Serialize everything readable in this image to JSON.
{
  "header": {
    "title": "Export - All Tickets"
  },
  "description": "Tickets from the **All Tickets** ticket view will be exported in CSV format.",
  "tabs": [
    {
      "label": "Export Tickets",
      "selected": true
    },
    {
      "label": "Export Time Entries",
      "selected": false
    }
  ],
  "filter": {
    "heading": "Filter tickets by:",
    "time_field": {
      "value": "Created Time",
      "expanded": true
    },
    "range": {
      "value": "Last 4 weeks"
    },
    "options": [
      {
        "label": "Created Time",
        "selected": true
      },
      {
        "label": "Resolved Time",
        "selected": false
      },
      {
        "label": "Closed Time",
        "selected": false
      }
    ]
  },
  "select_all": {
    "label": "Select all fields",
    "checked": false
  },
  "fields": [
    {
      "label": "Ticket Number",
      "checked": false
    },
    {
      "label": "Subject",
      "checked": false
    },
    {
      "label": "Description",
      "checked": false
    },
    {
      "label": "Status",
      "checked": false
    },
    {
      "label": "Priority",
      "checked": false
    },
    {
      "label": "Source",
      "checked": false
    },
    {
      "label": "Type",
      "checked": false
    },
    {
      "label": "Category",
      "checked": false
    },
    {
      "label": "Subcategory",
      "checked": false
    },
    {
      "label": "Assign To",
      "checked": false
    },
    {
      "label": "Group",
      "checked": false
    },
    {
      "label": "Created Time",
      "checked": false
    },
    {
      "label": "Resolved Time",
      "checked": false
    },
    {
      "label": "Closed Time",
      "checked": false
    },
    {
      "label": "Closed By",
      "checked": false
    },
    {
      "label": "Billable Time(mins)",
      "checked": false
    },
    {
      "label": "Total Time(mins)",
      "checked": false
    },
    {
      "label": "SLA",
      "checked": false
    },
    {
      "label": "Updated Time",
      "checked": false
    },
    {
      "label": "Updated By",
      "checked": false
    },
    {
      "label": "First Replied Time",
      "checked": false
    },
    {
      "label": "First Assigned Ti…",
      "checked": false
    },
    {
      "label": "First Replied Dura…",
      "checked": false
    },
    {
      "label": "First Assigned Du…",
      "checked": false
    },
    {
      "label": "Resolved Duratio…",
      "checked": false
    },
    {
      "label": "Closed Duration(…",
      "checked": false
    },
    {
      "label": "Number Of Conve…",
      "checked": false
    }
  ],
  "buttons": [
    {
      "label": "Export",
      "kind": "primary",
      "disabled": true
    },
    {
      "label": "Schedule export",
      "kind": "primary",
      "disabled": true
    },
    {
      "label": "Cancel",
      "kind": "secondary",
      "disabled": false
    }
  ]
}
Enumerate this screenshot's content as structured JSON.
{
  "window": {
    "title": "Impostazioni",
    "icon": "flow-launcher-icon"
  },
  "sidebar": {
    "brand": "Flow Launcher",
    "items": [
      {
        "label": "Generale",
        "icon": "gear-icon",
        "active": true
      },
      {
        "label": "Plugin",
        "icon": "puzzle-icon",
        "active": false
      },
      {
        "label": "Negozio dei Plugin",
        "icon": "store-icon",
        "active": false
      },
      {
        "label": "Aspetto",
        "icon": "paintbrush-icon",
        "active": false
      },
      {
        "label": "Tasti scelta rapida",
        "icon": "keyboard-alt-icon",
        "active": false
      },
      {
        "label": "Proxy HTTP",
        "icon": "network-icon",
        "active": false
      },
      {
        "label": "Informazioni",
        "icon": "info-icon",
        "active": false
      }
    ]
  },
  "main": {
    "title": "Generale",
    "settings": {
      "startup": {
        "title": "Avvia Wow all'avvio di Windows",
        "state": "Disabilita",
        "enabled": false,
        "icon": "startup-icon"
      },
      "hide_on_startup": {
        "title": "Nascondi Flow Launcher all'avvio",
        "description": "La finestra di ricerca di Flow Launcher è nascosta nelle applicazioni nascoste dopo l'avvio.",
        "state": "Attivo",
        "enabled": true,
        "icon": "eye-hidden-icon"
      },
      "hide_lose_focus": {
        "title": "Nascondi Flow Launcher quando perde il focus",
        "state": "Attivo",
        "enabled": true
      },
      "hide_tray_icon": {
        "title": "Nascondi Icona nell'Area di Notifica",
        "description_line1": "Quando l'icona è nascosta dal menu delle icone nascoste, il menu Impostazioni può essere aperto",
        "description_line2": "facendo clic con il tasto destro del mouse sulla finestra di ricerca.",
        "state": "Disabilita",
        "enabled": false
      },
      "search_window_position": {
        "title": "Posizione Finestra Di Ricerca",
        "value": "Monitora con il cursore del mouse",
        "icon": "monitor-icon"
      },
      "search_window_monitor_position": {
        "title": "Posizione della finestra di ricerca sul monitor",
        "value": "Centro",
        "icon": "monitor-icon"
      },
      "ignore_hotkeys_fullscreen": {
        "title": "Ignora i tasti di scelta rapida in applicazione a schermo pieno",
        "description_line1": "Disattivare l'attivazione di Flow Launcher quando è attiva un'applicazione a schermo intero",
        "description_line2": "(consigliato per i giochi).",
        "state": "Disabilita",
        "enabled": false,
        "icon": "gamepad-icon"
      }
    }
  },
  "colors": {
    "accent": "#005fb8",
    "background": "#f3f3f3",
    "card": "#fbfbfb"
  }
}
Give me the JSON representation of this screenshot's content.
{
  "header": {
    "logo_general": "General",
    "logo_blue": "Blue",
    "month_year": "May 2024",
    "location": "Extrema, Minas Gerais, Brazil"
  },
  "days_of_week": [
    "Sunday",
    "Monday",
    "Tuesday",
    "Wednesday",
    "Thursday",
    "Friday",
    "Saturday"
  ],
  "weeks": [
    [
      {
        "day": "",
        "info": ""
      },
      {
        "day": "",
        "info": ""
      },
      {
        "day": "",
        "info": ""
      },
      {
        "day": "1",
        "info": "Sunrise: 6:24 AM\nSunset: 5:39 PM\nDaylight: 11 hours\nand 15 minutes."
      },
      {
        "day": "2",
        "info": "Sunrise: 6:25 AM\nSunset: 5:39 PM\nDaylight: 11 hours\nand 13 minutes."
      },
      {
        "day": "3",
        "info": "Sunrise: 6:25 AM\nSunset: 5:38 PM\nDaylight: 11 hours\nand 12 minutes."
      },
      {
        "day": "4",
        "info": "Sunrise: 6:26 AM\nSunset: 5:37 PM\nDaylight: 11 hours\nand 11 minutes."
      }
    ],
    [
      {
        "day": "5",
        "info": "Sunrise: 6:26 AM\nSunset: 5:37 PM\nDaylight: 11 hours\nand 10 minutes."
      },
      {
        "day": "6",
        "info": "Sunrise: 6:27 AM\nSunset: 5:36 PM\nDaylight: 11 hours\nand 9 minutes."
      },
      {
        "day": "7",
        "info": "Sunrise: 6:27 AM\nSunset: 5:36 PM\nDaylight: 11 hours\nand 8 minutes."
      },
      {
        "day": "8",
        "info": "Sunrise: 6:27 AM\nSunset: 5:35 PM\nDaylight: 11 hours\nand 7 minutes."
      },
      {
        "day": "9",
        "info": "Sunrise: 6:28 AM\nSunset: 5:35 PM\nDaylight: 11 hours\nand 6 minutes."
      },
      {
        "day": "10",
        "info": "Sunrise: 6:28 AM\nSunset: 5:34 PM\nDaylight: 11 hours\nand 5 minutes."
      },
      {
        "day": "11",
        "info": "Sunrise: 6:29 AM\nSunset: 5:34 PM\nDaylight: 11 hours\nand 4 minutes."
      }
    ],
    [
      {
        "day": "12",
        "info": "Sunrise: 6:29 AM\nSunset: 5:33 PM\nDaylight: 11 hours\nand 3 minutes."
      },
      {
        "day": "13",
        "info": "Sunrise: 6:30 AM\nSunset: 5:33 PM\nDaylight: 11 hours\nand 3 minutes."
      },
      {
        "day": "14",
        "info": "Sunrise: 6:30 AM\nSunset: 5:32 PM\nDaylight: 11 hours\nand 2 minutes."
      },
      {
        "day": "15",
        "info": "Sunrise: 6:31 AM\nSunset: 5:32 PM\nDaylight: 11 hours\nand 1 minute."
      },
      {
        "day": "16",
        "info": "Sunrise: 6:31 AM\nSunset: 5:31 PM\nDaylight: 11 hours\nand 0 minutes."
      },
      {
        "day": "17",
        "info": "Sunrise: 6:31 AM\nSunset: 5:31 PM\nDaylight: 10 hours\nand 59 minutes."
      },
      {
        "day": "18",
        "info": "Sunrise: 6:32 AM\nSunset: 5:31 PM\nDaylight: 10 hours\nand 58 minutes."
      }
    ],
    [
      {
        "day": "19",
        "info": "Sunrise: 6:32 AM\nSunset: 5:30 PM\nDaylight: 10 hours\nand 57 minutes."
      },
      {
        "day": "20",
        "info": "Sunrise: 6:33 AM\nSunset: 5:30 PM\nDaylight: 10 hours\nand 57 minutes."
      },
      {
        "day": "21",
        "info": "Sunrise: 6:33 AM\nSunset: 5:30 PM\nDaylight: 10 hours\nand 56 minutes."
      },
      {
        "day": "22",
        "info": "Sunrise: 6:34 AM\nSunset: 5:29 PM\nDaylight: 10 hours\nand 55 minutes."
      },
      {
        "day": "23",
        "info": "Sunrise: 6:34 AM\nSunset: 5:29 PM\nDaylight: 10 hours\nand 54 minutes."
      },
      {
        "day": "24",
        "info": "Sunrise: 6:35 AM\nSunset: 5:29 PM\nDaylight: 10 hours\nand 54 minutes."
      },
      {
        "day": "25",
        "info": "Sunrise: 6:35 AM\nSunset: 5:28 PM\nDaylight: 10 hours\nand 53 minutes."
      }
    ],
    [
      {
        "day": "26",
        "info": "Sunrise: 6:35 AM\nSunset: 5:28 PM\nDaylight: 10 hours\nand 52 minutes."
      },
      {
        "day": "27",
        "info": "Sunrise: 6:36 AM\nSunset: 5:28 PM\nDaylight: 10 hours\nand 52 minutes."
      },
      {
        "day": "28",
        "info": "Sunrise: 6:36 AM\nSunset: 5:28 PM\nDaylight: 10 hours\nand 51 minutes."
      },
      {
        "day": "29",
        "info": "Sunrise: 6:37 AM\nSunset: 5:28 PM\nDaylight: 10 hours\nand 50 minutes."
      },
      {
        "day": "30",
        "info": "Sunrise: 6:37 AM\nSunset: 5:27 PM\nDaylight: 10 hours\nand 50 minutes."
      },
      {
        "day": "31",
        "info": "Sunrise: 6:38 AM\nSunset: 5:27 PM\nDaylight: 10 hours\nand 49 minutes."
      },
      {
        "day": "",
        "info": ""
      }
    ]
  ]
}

* * * * *

Search the lines above for the string "rapida" and copy each line that has it.

» **Response**
        "label": "Tasti scelta rapida",
        "title": "Ignora i tasti di scelta rapida in applicazione a schermo pieno",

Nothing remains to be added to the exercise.